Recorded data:
****

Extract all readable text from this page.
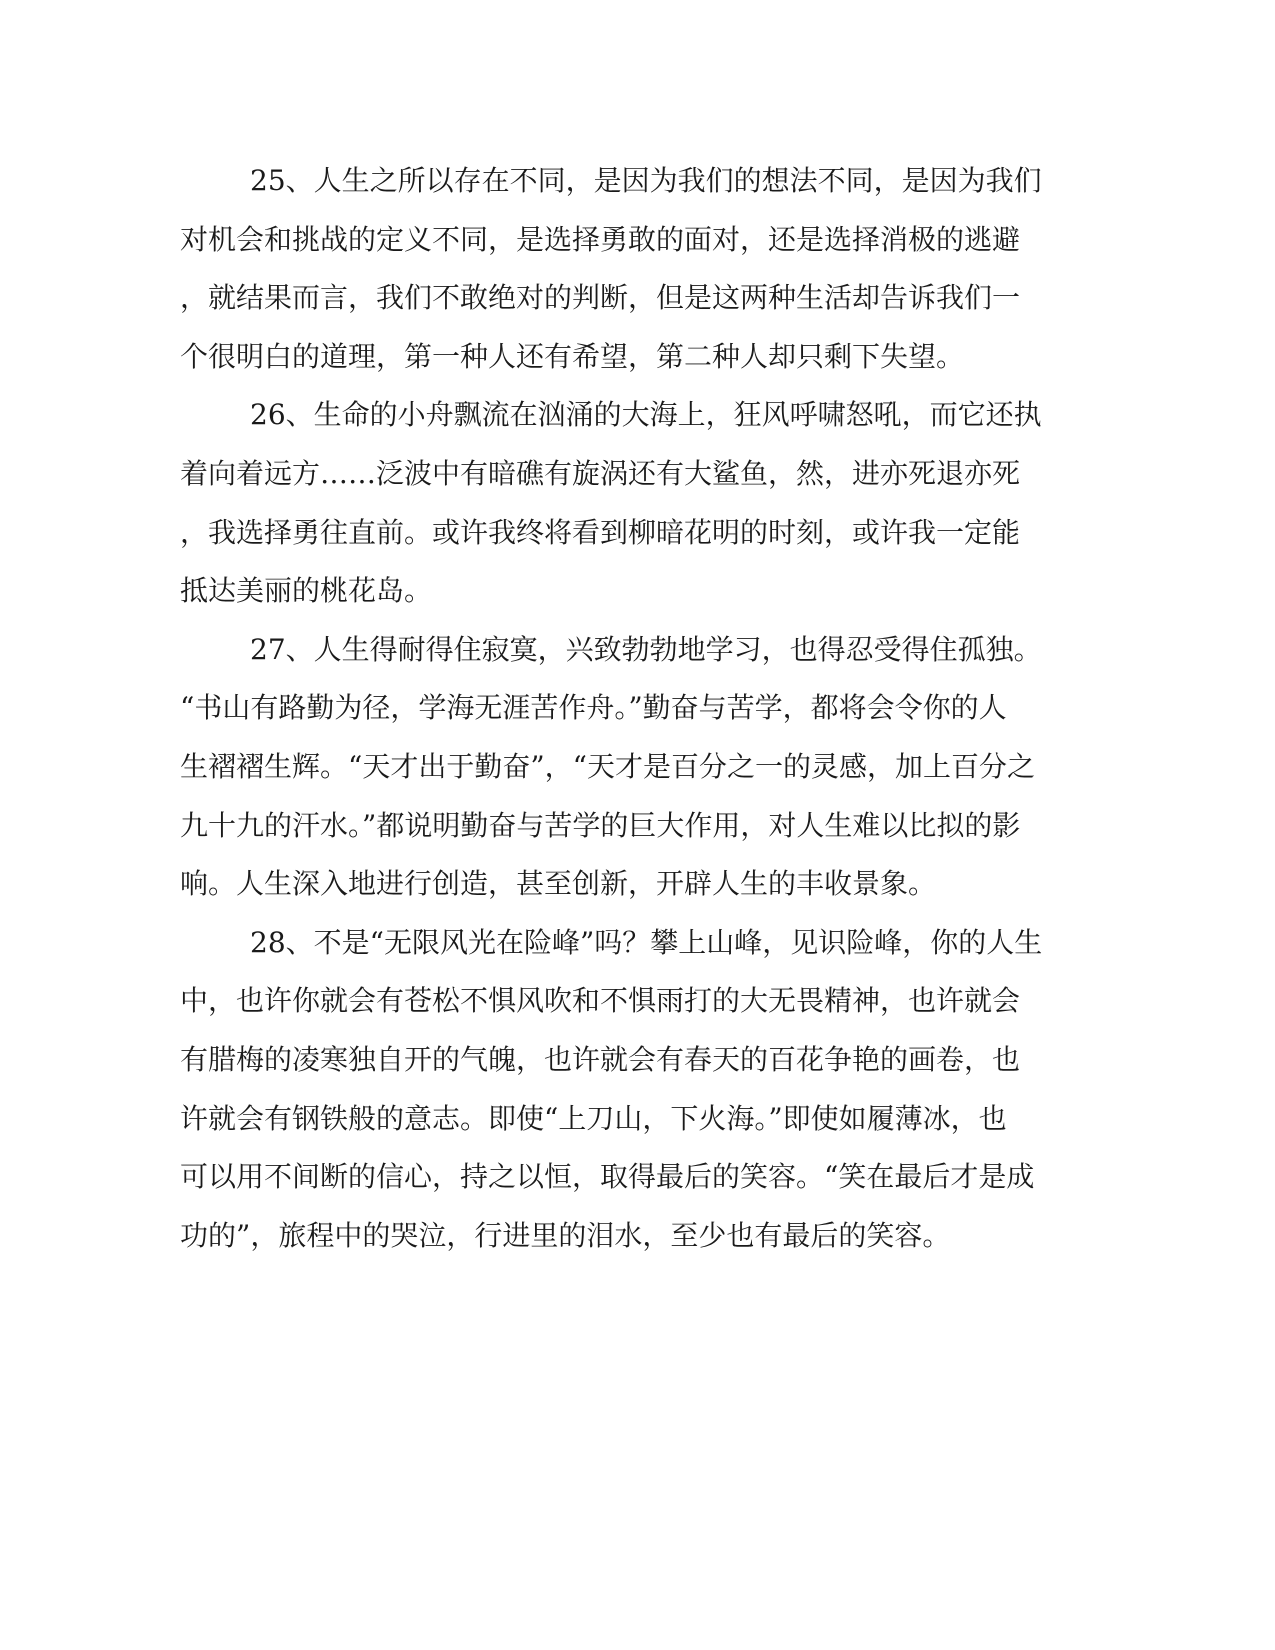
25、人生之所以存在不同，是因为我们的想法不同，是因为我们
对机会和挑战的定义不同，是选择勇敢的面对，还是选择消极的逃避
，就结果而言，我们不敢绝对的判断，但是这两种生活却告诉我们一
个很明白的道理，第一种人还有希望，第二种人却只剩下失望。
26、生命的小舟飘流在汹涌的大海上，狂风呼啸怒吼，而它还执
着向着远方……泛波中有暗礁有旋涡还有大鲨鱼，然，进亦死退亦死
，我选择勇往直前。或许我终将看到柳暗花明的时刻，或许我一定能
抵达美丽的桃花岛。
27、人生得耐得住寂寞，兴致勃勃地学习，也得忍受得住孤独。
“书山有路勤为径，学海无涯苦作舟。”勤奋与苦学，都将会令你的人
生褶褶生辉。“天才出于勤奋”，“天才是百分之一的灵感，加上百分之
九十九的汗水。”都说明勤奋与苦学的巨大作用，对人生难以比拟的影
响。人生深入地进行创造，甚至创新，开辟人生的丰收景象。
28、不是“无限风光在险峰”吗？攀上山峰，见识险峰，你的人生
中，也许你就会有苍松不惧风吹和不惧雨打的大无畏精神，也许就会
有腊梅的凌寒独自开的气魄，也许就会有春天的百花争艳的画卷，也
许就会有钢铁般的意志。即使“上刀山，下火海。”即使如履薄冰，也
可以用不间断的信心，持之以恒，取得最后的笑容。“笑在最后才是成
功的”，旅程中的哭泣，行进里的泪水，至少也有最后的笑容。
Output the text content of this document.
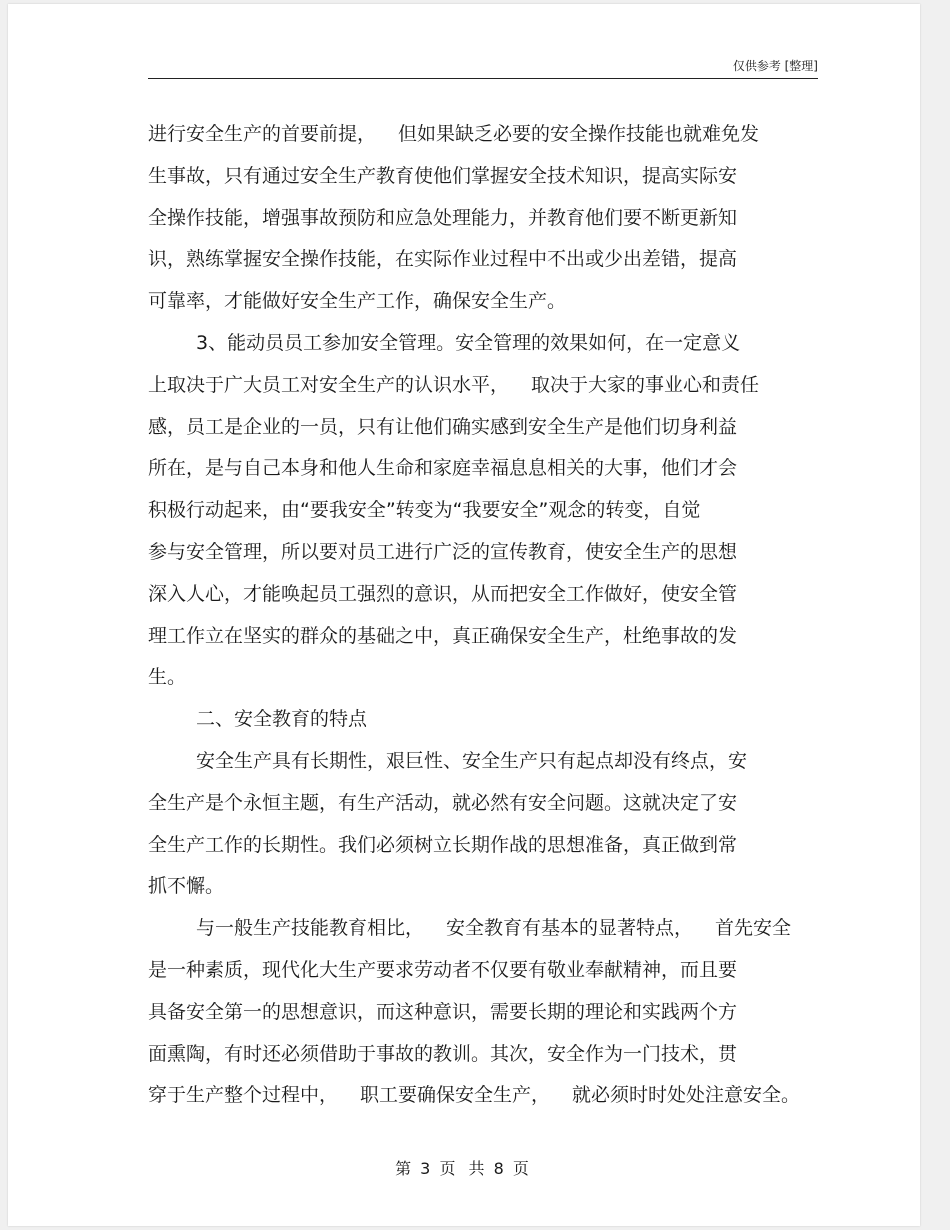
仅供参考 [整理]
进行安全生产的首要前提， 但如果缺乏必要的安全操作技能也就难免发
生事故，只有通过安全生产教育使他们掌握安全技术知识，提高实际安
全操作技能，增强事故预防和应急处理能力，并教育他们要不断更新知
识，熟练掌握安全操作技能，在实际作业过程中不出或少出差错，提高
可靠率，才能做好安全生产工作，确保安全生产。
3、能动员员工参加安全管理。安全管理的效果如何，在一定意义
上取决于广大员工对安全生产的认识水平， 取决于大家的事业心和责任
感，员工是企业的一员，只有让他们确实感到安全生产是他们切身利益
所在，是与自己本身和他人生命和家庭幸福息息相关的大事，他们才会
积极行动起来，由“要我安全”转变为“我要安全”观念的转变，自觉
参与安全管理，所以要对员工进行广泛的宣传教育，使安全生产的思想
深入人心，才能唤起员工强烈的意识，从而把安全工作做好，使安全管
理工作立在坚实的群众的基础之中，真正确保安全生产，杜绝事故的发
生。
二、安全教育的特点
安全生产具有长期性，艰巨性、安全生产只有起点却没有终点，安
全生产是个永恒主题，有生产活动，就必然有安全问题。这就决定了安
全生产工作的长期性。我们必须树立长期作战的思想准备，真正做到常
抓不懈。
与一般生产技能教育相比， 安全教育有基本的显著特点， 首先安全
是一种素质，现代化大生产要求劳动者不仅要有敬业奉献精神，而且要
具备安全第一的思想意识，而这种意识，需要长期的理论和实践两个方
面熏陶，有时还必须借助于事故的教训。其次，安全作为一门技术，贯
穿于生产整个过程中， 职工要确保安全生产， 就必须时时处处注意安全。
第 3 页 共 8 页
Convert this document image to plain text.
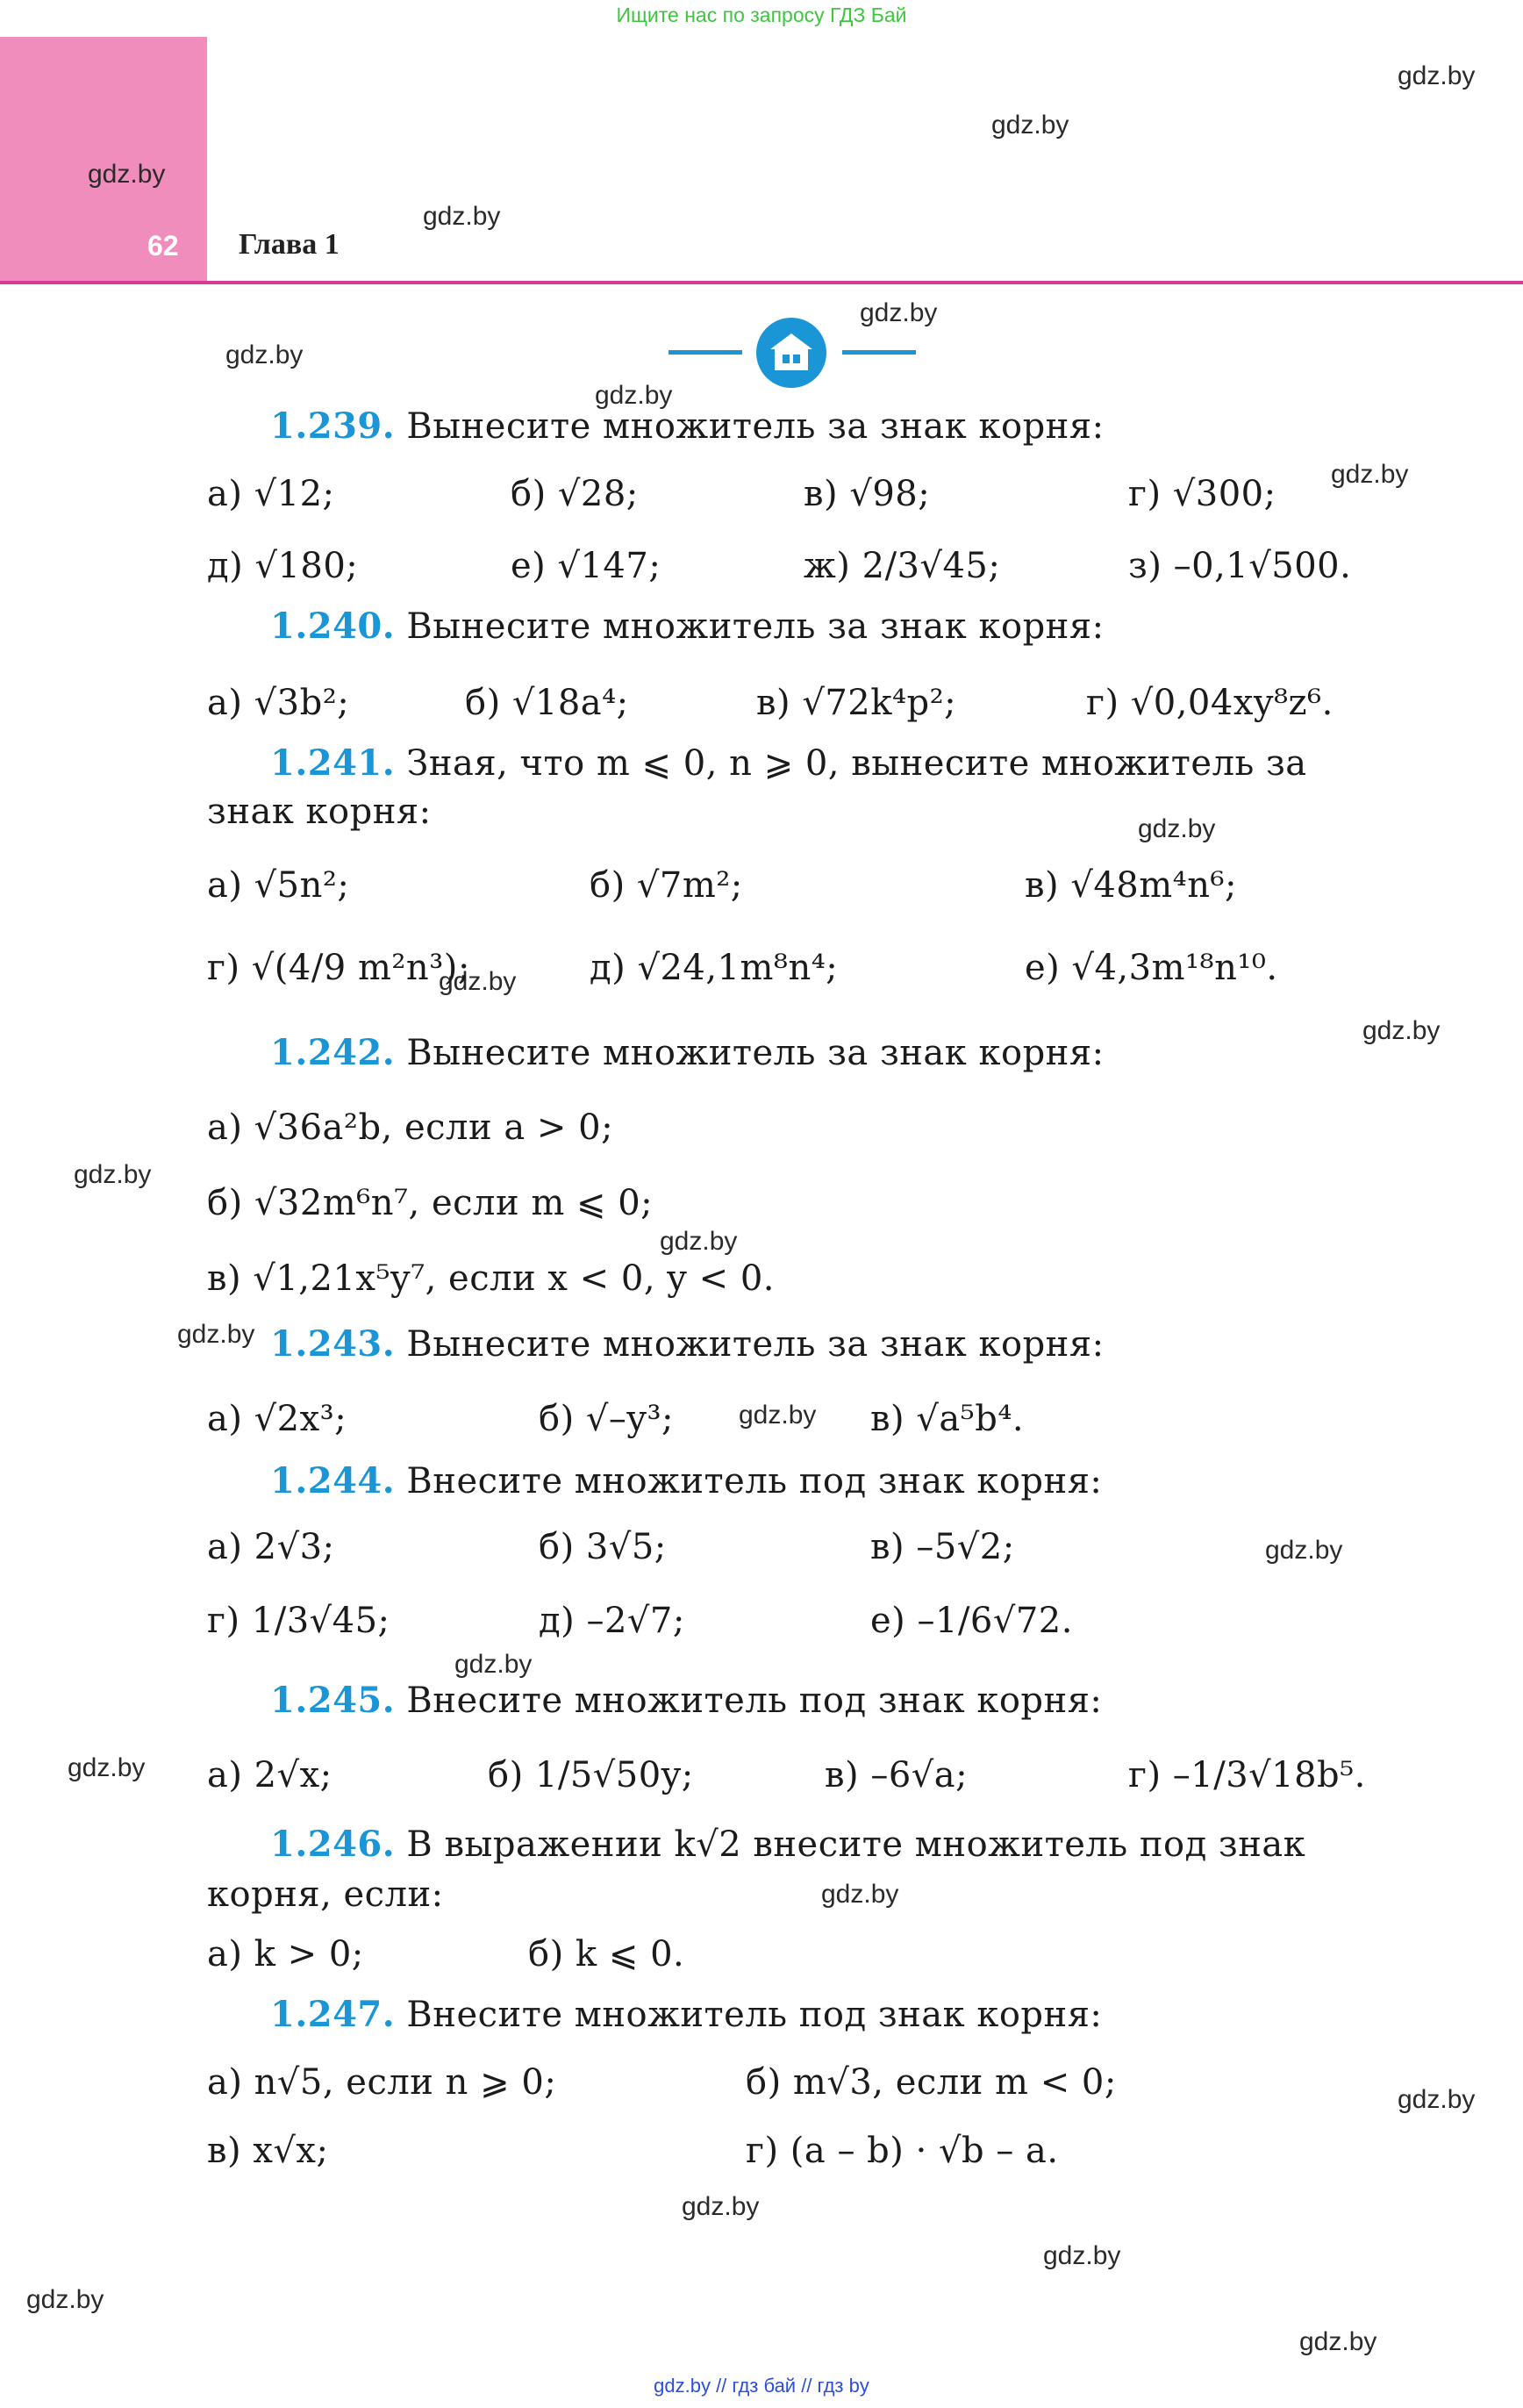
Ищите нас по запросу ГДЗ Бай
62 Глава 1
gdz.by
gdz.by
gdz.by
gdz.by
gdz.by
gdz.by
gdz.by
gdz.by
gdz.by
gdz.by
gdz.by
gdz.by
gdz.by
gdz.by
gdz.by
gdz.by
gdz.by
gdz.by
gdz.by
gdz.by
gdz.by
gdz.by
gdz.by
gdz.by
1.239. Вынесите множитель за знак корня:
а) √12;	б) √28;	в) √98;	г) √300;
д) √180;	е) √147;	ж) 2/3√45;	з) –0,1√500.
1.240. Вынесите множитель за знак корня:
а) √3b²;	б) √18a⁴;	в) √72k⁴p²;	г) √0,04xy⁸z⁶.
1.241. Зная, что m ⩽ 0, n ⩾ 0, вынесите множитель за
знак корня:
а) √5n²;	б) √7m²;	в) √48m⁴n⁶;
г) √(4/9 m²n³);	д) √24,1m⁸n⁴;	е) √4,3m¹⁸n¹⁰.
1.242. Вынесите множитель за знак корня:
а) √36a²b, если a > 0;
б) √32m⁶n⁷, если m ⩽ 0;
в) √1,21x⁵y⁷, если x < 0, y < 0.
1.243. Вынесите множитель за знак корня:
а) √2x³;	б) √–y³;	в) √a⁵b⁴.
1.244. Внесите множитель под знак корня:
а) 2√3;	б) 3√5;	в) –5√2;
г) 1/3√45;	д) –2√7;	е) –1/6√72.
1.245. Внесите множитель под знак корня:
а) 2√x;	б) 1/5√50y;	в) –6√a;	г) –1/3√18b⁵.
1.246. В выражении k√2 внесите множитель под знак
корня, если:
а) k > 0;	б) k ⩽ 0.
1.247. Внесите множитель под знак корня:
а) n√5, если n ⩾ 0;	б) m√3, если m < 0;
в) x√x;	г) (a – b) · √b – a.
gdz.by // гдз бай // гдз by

****

_WHAT YOU SHOULD DO_
Omit the pictures. Transcribe every record exactly.

_EXPECTED ANSWER_
Extract all readable text from this page.
25、人生之所以存在不同，是因为我们的想法不同，是因为我们
对机会和挑战的定义不同，是选择勇敢的面对，还是选择消极的逃避
，就结果而言，我们不敢绝对的判断，但是这两种生活却告诉我们一
个很明白的道理，第一种人还有希望，第二种人却只剩下失望。
26、生命的小舟飘流在汹涌的大海上，狂风呼啸怒吼，而它还执
着向着远方……泛波中有暗礁有旋涡还有大鲨鱼，然，进亦死退亦死
，我选择勇往直前。或许我终将看到柳暗花明的时刻，或许我一定能
抵达美丽的桃花岛。
27、人生得耐得住寂寞，兴致勃勃地学习，也得忍受得住孤独。
“书山有路勤为径，学海无涯苦作舟。”勤奋与苦学，都将会令你的人
生褶褶生辉。“天才出于勤奋”，“天才是百分之一的灵感，加上百分之
九十九的汗水。”都说明勤奋与苦学的巨大作用，对人生难以比拟的影
响。人生深入地进行创造，甚至创新，开辟人生的丰收景象。
28、不是“无限风光在险峰”吗？攀上山峰，见识险峰，你的人生
中，也许你就会有苍松不惧风吹和不惧雨打的大无畏精神，也许就会
有腊梅的凌寒独自开的气魄，也许就会有春天的百花争艳的画卷，也
许就会有钢铁般的意志。即使“上刀山，下火海。”即使如履薄冰，也
可以用不间断的信心，持之以恒，取得最后的笑容。“笑在最后才是成
功的”，旅程中的哭泣，行进里的泪水，至少也有最后的笑容。
Output the text content of this document.
仅供参考 [整理]
进行安全生产的首要前提， 但如果缺乏必要的安全操作技能也就难免发
生事故，只有通过安全生产教育使他们掌握安全技术知识，提高实际安
全操作技能，增强事故预防和应急处理能力，并教育他们要不断更新知
识，熟练掌握安全操作技能，在实际作业过程中不出或少出差错，提高
可靠率，才能做好安全生产工作，确保安全生产。
3、能动员员工参加安全管理。安全管理的效果如何，在一定意义
上取决于广大员工对安全生产的认识水平， 取决于大家的事业心和责任
感，员工是企业的一员，只有让他们确实感到安全生产是他们切身利益
所在，是与自己本身和他人生命和家庭幸福息息相关的大事，他们才会
积极行动起来，由“要我安全”转变为“我要安全”观念的转变，自觉
参与安全管理，所以要对员工进行广泛的宣传教育，使安全生产的思想
深入人心，才能唤起员工强烈的意识，从而把安全工作做好，使安全管
理工作立在坚实的群众的基础之中，真正确保安全生产，杜绝事故的发
生。
二、安全教育的特点
安全生产具有长期性，艰巨性、安全生产只有起点却没有终点，安
全生产是个永恒主题，有生产活动，就必然有安全问题。这就决定了安
全生产工作的长期性。我们必须树立长期作战的思想准备，真正做到常
抓不懈。
与一般生产技能教育相比， 安全教育有基本的显著特点， 首先安全
是一种素质，现代化大生产要求劳动者不仅要有敬业奉献精神，而且要
具备安全第一的思想意识，而这种意识，需要长期的理论和实践两个方
面熏陶，有时还必须借助于事故的教训。其次，安全作为一门技术，贯
穿于生产整个过程中， 职工要确保安全生产， 就必须时时处处注意安全。
第 3 页 共 8 页
Convert this document image to plain text.
Ищите нас по запросу ГДЗ Бай
62 Глава 1
gdz.by
gdz.by
gdz.by
gdz.by
gdz.by
gdz.by
gdz.by
gdz.by
gdz.by
gdz.by
gdz.by
gdz.by
gdz.by
gdz.by
gdz.by
gdz.by
gdz.by
gdz.by
gdz.by
gdz.by
gdz.by
gdz.by
gdz.by
gdz.by
1.239. Вынесите множитель за знак корня:
а) √12;	б) √28;	в) √98;	г) √300;
д) √180;	е) √147;	ж) 2/3√45;	з) –0,1√500.
1.240. Вынесите множитель за знак корня:
а) √3b²;	б) √18a⁴;	в) √72k⁴p²;	г) √0,04xy⁸z⁶.
1.241. Зная, что m ⩽ 0, n ⩾ 0, вынесите множитель за
знак корня:
а) √5n²;	б) √7m²;	в) √48m⁴n⁶;
г) √(4/9 m²n³);	д) √24,1m⁸n⁴;	е) √4,3m¹⁸n¹⁰.
1.242. Вынесите множитель за знак корня:
а) √36a²b, если a > 0;
б) √32m⁶n⁷, если m ⩽ 0;
в) √1,21x⁵y⁷, если x < 0, y < 0.
1.243. Вынесите множитель за знак корня:
а) √2x³;	б) √–y³;	в) √a⁵b⁴.
1.244. Внесите множитель под знак корня:
а) 2√3;	б) 3√5;	в) –5√2;
г) 1/3√45;	д) –2√7;	е) –1/6√72.
1.245. Внесите множитель под знак корня:
а) 2√x;	б) 1/5√50y;	в) –6√a;	г) –1/3√18b⁵.
1.246. В выражении k√2 внесите множитель под знак
корня, если:
а) k > 0;	б) k ⩽ 0.
1.247. Внесите множитель под знак корня:
а) n√5, если n ⩾ 0;	б) m√3, если m < 0;
в) x√x;	г) (a – b) · √b – a.
gdz.by // гдз бай // гдз by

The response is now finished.